[start of Data in this exercise]

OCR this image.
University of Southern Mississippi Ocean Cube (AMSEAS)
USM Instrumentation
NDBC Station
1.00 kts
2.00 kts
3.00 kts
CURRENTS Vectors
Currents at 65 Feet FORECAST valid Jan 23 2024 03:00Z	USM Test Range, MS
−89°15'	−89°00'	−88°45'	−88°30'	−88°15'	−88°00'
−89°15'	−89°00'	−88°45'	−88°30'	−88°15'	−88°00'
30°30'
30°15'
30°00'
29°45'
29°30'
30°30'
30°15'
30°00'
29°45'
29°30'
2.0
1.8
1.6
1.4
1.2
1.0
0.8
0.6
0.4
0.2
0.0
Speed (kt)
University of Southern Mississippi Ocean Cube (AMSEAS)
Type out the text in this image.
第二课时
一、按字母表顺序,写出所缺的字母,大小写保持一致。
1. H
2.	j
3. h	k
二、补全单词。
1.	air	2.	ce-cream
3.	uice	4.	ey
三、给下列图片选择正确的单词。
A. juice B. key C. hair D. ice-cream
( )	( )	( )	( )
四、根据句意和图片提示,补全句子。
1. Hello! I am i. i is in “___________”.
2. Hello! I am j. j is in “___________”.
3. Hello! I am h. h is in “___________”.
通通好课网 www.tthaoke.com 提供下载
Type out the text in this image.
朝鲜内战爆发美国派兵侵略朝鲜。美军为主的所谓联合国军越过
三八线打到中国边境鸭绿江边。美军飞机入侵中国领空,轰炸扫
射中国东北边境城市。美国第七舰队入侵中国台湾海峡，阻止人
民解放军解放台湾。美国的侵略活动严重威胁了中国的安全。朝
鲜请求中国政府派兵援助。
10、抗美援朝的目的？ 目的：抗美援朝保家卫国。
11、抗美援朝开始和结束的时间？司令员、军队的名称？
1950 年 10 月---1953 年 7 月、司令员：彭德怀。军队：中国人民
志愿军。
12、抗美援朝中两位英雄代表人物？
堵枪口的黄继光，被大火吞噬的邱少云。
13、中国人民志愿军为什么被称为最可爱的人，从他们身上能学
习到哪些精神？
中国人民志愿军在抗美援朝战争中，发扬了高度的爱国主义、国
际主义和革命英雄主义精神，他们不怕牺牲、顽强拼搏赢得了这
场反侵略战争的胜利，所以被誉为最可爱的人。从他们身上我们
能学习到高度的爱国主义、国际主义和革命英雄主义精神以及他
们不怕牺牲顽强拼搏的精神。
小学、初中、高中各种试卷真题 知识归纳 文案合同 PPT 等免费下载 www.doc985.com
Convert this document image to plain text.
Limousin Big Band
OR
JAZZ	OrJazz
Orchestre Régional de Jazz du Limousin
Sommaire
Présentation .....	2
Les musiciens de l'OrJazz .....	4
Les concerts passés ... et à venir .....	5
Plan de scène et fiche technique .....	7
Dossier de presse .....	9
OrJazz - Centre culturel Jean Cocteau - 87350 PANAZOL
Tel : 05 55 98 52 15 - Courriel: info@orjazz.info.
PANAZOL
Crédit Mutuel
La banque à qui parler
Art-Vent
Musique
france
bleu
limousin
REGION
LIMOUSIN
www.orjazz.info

[end of Data in this exercise]

* Objective:
Reproduce all of the material above word for word.

* Response below:
OCR this image.
University of Southern Mississippi Ocean Cube (AMSEAS)
USM Instrumentation
NDBC Station
1.00 kts
2.00 kts
3.00 kts
CURRENTS Vectors
Currents at 65 Feet FORECAST valid Jan 23 2024 03:00Z	USM Test Range, MS
−89°15'	−89°00'	−88°45'	−88°30'	−88°15'	−88°00'
−89°15'	−89°00'	−88°45'	−88°30'	−88°15'	−88°00'
30°30'
30°15'
30°00'
29°45'
29°30'
30°30'
30°15'
30°00'
29°45'
29°30'
2.0
1.8
1.6
1.4
1.2
1.0
0.8
0.6
0.4
0.2
0.0
Speed (kt)
University of Southern Mississippi Ocean Cube (AMSEAS)
Type out the text in this image.
第二课时
一、按字母表顺序,写出所缺的字母,大小写保持一致。
1. H
2.	j
3. h	k
二、补全单词。
1.	air	2.	ce-cream
3.	uice	4.	ey
三、给下列图片选择正确的单词。
A. juice B. key C. hair D. ice-cream
( )	( )	( )	( )
四、根据句意和图片提示,补全句子。
1. Hello! I am i. i is in “___________”.
2. Hello! I am j. j is in “___________”.
3. Hello! I am h. h is in “___________”.
通通好课网 www.tthaoke.com 提供下载
Type out the text in this image.
朝鲜内战爆发美国派兵侵略朝鲜。美军为主的所谓联合国军越过
三八线打到中国边境鸭绿江边。美军飞机入侵中国领空,轰炸扫
射中国东北边境城市。美国第七舰队入侵中国台湾海峡，阻止人
民解放军解放台湾。美国的侵略活动严重威胁了中国的安全。朝
鲜请求中国政府派兵援助。
10、抗美援朝的目的？ 目的：抗美援朝保家卫国。
11、抗美援朝开始和结束的时间？司令员、军队的名称？
1950 年 10 月---1953 年 7 月、司令员：彭德怀。军队：中国人民
志愿军。
12、抗美援朝中两位英雄代表人物？
堵枪口的黄继光，被大火吞噬的邱少云。
13、中国人民志愿军为什么被称为最可爱的人，从他们身上能学
习到哪些精神？
中国人民志愿军在抗美援朝战争中，发扬了高度的爱国主义、国
际主义和革命英雄主义精神，他们不怕牺牲、顽强拼搏赢得了这
场反侵略战争的胜利，所以被誉为最可爱的人。从他们身上我们
能学习到高度的爱国主义、国际主义和革命英雄主义精神以及他
们不怕牺牲顽强拼搏的精神。
小学、初中、高中各种试卷真题 知识归纳 文案合同 PPT 等免费下载 www.doc985.com
Convert this document image to plain text.
Limousin Big Band
OR
JAZZ	OrJazz
Orchestre Régional de Jazz du Limousin
Sommaire
Présentation .....	2
Les musiciens de l'OrJazz .....	4
Les concerts passés ... et à venir .....	5
Plan de scène et fiche technique .....	7
Dossier de presse .....	9
OrJazz - Centre culturel Jean Cocteau - 87350 PANAZOL
Tel : 05 55 98 52 15 - Courriel: info@orjazz.info.
PANAZOL
Crédit Mutuel
La banque à qui parler
Art-Vent
Musique
france
bleu
limousin
REGION
LIMOUSIN
www.orjazz.info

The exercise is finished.